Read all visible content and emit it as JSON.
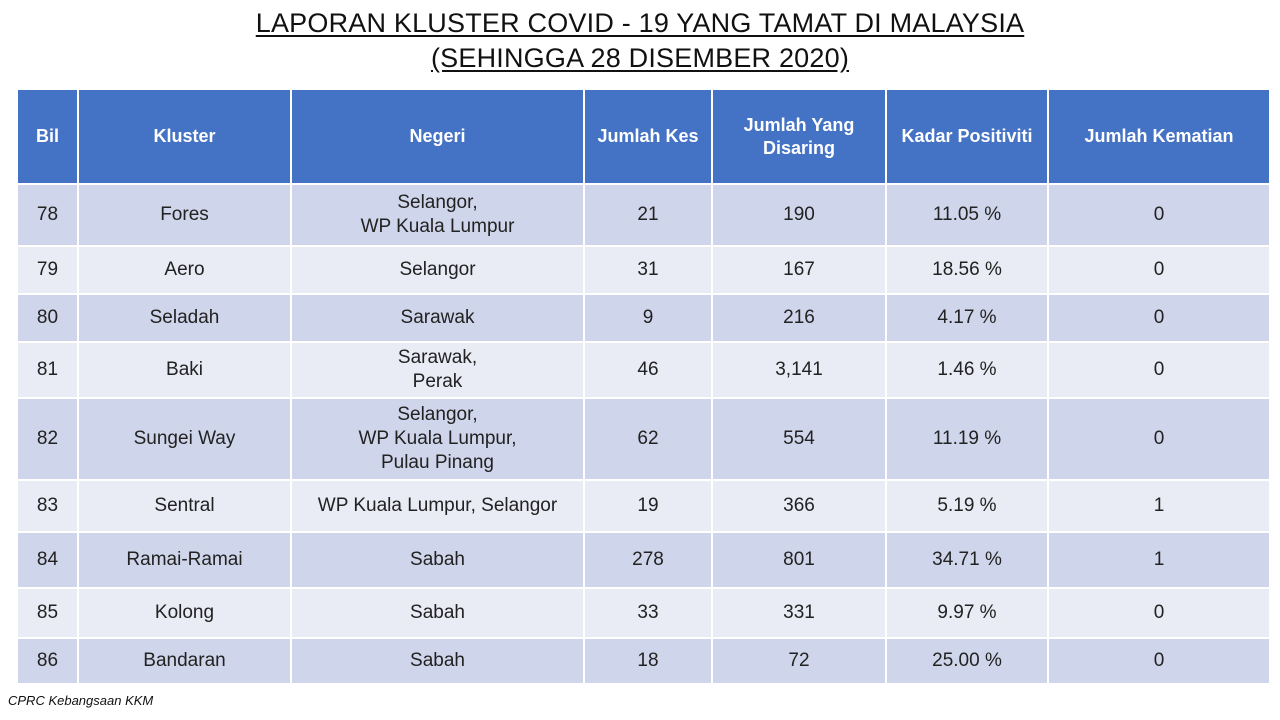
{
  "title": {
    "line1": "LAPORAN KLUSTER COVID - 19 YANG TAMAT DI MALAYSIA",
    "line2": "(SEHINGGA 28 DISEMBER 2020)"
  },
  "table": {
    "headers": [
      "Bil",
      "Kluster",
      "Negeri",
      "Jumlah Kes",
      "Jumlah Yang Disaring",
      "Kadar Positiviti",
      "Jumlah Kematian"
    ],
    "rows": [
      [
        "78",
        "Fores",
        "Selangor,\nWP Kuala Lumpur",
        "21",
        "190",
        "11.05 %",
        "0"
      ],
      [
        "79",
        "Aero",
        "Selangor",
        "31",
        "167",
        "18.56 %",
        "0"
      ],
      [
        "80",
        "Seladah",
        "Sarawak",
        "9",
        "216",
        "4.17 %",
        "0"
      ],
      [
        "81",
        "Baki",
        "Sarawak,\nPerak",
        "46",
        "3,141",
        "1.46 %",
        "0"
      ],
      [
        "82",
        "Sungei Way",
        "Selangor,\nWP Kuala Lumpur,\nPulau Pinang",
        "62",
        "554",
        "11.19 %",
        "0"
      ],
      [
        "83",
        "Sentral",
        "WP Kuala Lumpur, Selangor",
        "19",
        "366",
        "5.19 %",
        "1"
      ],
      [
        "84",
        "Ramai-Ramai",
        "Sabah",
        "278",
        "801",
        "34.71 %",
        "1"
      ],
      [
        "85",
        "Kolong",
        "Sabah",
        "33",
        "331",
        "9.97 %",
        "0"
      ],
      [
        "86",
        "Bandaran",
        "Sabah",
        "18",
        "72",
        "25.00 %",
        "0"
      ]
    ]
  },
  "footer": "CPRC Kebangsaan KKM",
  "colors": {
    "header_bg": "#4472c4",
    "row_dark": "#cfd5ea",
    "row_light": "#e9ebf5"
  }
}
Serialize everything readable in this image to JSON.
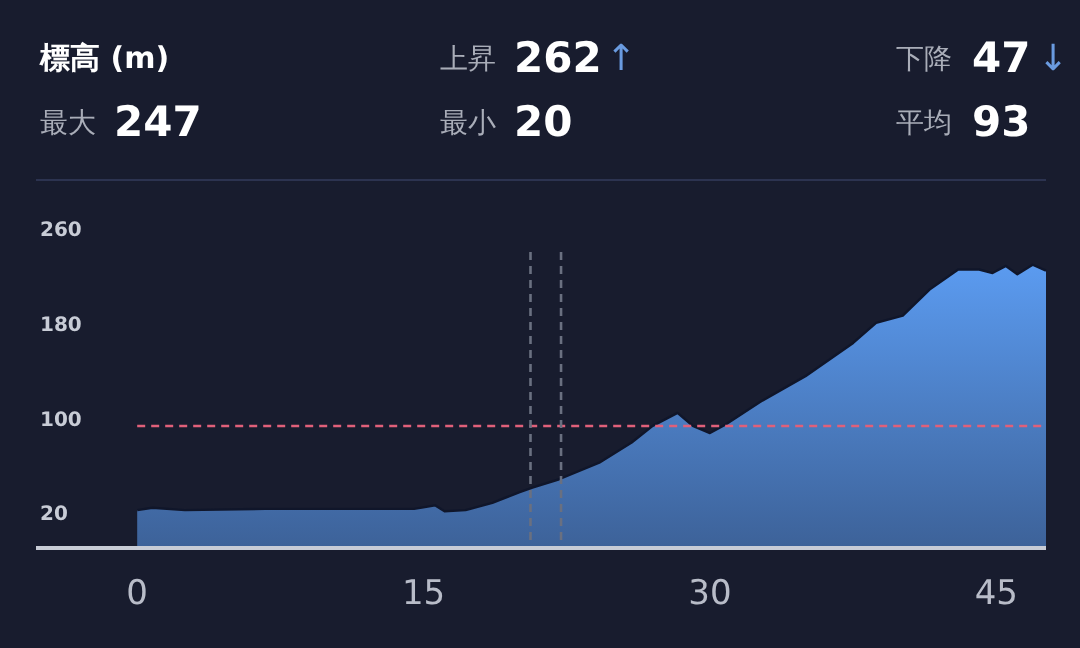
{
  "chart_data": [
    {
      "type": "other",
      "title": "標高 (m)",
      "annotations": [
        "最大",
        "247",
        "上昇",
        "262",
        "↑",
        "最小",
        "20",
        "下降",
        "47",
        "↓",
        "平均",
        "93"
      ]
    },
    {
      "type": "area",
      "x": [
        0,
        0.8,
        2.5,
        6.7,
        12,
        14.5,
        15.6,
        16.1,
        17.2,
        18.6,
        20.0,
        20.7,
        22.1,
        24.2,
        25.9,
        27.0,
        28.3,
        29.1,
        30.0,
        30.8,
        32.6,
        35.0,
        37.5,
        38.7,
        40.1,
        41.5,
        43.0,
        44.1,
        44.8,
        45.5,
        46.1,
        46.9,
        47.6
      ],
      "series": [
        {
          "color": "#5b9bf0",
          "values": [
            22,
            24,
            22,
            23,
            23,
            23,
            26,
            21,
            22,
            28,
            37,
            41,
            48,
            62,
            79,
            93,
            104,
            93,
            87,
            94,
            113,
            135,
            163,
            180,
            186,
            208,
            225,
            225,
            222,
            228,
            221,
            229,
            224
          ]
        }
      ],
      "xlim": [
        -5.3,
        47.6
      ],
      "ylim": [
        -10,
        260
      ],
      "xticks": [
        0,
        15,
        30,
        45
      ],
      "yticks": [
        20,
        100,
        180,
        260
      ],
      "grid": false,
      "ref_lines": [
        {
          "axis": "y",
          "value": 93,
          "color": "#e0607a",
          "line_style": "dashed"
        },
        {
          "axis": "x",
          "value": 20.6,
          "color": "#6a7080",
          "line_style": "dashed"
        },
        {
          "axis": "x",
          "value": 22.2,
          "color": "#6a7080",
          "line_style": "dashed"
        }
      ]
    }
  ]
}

*Goal:* Copy out every line from the records that has the word "Jumlah".

*Full response:*
      "Jumlah Kes",
      "Jumlah Yang Disaring",
      "Jumlah Kematian"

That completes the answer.